• What to work on
1. Extract everything in the determinant problem from "If the value" down to "Answer: (B)", copying it word for word.
2. Copy the rows word for word, everything from the first row down to the row containing "svg-text:Floor plans/tour cannot", including both of those rows.

• Extract provided
* start *

Question

If the value of the determinant $\left|\begin{array}{ccc}a& 1& 1\\ 1& b& 1\\ 1& 1& c\end{array}\right|$ is positive then $\left(a,b,c>0\right)$

• A. $abc>1$
• B. $abc>-8$
• C. $abc<-8$
• D. $abc>-2$

Answer 1

Answer: (B)

$\Delta =\left|\begin{array}{ccc}a& 1& 1\\ 1& b& 1\\ 1& 1& c\end{array}\right|=abc-\left(a+b+c\right)+2$
$\therefore \Delta >0\Rightarrow abc+2>a+b+c$
$\Rightarrow abc+2>3{\left(abc\right)}^{1/3}$
$\left[\because A.M.>G.M\Rightarrow \frac{a+b+c}{3}>{\left(abc\right)}^{1/3}\right]$
$\Rightarrow x^3+2>3x,$ where $x={\left(abc\right)}^{1/3}$
$\Rightarrow x^3-3x+2>0$
$\Rightarrow {\left(x-1\right)}^2\left(x+2\right)>0$
$\Rightarrow x+2>0$
$\Rightarrow x>-2$
$\Rightarrow {\left(abc\right)}^{1/3}>-2$
$\Rightarrow abc>-8$

* end *

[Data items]

* start *

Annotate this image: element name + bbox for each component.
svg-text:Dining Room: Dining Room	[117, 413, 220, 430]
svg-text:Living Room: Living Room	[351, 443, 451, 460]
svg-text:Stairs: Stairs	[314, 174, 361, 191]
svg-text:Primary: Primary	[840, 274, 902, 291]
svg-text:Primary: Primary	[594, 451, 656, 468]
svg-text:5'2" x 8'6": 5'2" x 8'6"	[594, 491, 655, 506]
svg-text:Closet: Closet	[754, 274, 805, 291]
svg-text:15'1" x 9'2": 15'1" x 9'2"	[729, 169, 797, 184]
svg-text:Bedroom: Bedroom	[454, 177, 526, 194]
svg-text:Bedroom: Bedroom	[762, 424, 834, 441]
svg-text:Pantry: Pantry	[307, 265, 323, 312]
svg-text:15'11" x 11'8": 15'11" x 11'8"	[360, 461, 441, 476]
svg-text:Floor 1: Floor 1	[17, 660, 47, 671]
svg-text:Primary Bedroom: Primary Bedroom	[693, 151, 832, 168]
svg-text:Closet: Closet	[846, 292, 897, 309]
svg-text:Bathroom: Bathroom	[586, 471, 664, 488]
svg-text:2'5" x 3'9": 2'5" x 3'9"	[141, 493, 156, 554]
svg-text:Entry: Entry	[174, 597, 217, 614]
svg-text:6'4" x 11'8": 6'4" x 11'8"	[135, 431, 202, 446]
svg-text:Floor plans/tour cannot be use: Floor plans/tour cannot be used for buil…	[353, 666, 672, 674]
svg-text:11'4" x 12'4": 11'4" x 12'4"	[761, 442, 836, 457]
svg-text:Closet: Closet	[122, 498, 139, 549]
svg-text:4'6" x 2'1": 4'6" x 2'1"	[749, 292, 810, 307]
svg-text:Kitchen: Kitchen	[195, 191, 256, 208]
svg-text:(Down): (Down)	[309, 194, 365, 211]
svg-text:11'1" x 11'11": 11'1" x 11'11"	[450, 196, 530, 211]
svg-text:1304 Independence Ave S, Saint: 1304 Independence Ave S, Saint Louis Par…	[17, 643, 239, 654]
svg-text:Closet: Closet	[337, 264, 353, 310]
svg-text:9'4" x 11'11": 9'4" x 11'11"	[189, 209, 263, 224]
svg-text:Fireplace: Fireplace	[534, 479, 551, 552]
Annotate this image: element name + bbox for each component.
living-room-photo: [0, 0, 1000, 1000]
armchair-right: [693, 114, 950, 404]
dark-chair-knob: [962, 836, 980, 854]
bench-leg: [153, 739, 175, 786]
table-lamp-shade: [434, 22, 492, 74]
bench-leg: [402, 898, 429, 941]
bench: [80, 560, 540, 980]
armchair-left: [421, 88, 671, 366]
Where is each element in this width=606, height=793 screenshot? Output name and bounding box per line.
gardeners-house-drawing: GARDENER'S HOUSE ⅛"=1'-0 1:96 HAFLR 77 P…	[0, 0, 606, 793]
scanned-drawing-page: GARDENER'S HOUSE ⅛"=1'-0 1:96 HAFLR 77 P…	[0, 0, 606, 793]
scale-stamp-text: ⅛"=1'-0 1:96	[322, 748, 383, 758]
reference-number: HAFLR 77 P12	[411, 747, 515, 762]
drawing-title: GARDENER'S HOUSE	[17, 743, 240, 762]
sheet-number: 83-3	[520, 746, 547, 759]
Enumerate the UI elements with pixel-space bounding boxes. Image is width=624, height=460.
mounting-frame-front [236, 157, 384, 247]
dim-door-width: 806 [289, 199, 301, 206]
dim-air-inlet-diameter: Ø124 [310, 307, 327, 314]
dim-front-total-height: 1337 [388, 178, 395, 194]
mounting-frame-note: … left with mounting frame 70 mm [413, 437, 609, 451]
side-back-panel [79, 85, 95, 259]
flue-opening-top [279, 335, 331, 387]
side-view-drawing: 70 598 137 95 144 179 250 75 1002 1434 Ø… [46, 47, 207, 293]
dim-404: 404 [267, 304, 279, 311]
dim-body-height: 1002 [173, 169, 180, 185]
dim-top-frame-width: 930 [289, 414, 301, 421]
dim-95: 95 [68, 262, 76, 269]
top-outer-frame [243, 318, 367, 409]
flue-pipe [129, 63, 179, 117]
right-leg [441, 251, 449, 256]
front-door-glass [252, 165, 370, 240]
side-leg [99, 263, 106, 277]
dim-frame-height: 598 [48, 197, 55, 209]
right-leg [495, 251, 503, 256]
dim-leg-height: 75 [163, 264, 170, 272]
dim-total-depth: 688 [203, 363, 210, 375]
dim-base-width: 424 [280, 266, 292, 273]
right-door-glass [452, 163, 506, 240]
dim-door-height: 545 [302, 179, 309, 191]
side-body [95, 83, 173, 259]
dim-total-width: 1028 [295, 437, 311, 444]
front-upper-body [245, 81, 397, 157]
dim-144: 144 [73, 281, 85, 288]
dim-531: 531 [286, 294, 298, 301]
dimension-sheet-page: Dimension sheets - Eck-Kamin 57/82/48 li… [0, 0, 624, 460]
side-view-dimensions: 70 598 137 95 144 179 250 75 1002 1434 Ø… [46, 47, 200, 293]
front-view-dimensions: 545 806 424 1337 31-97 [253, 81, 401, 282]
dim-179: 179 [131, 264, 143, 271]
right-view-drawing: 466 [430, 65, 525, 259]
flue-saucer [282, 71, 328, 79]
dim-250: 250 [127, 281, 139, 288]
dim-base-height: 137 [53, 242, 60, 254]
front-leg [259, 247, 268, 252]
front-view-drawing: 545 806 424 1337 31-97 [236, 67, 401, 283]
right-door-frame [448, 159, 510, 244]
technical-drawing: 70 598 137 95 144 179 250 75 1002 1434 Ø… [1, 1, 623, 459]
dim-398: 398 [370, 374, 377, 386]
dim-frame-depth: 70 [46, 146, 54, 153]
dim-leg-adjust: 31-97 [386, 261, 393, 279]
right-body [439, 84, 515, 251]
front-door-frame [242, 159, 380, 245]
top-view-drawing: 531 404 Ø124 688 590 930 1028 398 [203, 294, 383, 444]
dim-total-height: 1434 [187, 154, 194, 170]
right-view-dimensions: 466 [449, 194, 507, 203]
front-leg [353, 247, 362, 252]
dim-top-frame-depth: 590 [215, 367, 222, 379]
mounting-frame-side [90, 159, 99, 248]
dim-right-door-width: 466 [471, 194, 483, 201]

* end *

• Task solutions
1.
If the value of the determinant $\left|\begin{array}{ccc}a& 1& 1\\ 1& b& 1\\ 1& 1& c\end{array}\right|$ is positive then $\left(a,b,c>0\right)$

• A. $abc>1$
• B. $abc>-8$
• C. $abc<-8$
• D. $abc>-2$

Answer 1

Answer: (B)

2.
Annotate this image: element name + bbox for each component.
svg-text:Dining Room: Dining Room	[117, 413, 220, 430]
svg-text:Living Room: Living Room	[351, 443, 451, 460]
svg-text:Stairs: Stairs	[314, 174, 361, 191]
svg-text:Primary: Primary	[840, 274, 902, 291]
svg-text:Primary: Primary	[594, 451, 656, 468]
svg-text:5'2" x 8'6": 5'2" x 8'6"	[594, 491, 655, 506]
svg-text:Closet: Closet	[754, 274, 805, 291]
svg-text:15'1" x 9'2": 15'1" x 9'2"	[729, 169, 797, 184]
svg-text:Bedroom: Bedroom	[454, 177, 526, 194]
svg-text:Bedroom: Bedroom	[762, 424, 834, 441]
svg-text:Pantry: Pantry	[307, 265, 323, 312]
svg-text:15'11" x 11'8": 15'11" x 11'8"	[360, 461, 441, 476]
svg-text:Floor 1: Floor 1	[17, 660, 47, 671]
svg-text:Primary Bedroom: Primary Bedroom	[693, 151, 832, 168]
svg-text:Closet: Closet	[846, 292, 897, 309]
svg-text:Bathroom: Bathroom	[586, 471, 664, 488]
svg-text:2'5" x 3'9": 2'5" x 3'9"	[141, 493, 156, 554]
svg-text:Entry: Entry	[174, 597, 217, 614]
svg-text:6'4" x 11'8": 6'4" x 11'8"	[135, 431, 202, 446]
svg-text:Floor plans/tour cannot be use: Floor plans/tour cannot be used for buil…	[353, 666, 672, 674]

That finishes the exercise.